[What needs to be done] Your task is to repeat the lines below exactly, excluding any pictures they contain.

Start of Input

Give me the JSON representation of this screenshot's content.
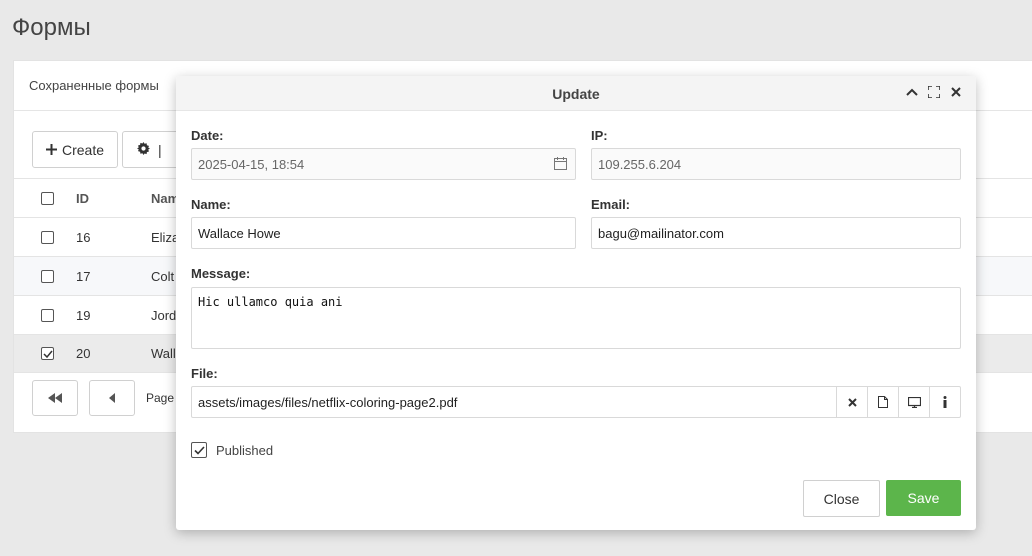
{
  "page": {
    "title": "Формы"
  },
  "panel": {
    "header": "Сохраненные формы"
  },
  "toolbar": {
    "create_label": "Create"
  },
  "grid": {
    "columns": [
      "ID",
      "Nam"
    ],
    "rows": [
      {
        "id": "16",
        "name": "Eliza",
        "checked": false
      },
      {
        "id": "17",
        "name": "Colt",
        "checked": false
      },
      {
        "id": "19",
        "name": "Jorda",
        "checked": false
      },
      {
        "id": "20",
        "name": "Walla",
        "checked": true
      }
    ]
  },
  "pager": {
    "page_label": "Page"
  },
  "modal": {
    "title": "Update",
    "date": {
      "label": "Date:",
      "value": "2025-04-15, 18:54"
    },
    "ip": {
      "label": "IP:",
      "value": "109.255.6.204"
    },
    "name": {
      "label": "Name:",
      "value": "Wallace Howe"
    },
    "email": {
      "label": "Email:",
      "value": "bagu@mailinator.com"
    },
    "message": {
      "label": "Message:",
      "value": "Hic ullamco quia ani"
    },
    "file": {
      "label": "File:",
      "value": "assets/images/files/netflix-coloring-page2.pdf"
    },
    "published": {
      "label": "Published",
      "checked": true
    },
    "close_label": "Close",
    "save_label": "Save"
  },
  "colors": {
    "save": "#5cb54b",
    "selected_row": "#ebebeb"
  }
}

End of Input

[Correct output]
Give me the JSON representation of this screenshot's content.
{
  "page": {
    "title": "Формы"
  },
  "panel": {
    "header": "Сохраненные формы"
  },
  "toolbar": {
    "create_label": "Create"
  },
  "grid": {
    "columns": [
      "ID",
      "Nam"
    ],
    "rows": [
      {
        "id": "16",
        "name": "Eliza",
        "checked": false
      },
      {
        "id": "17",
        "name": "Colt",
        "checked": false
      },
      {
        "id": "19",
        "name": "Jorda",
        "checked": false
      },
      {
        "id": "20",
        "name": "Walla",
        "checked": true
      }
    ]
  },
  "pager": {
    "page_label": "Page"
  },
  "modal": {
    "title": "Update",
    "date": {
      "label": "Date:",
      "value": "2025-04-15, 18:54"
    },
    "ip": {
      "label": "IP:",
      "value": "109.255.6.204"
    },
    "name": {
      "label": "Name:",
      "value": "Wallace Howe"
    },
    "email": {
      "label": "Email:",
      "value": "bagu@mailinator.com"
    },
    "message": {
      "label": "Message:",
      "value": "Hic ullamco quia ani"
    },
    "file": {
      "label": "File:",
      "value": "assets/images/files/netflix-coloring-page2.pdf"
    },
    "published": {
      "label": "Published",
      "checked": true
    },
    "close_label": "Close",
    "save_label": "Save"
  },
  "colors": {
    "save": "#5cb54b",
    "selected_row": "#ebebeb"
  }
}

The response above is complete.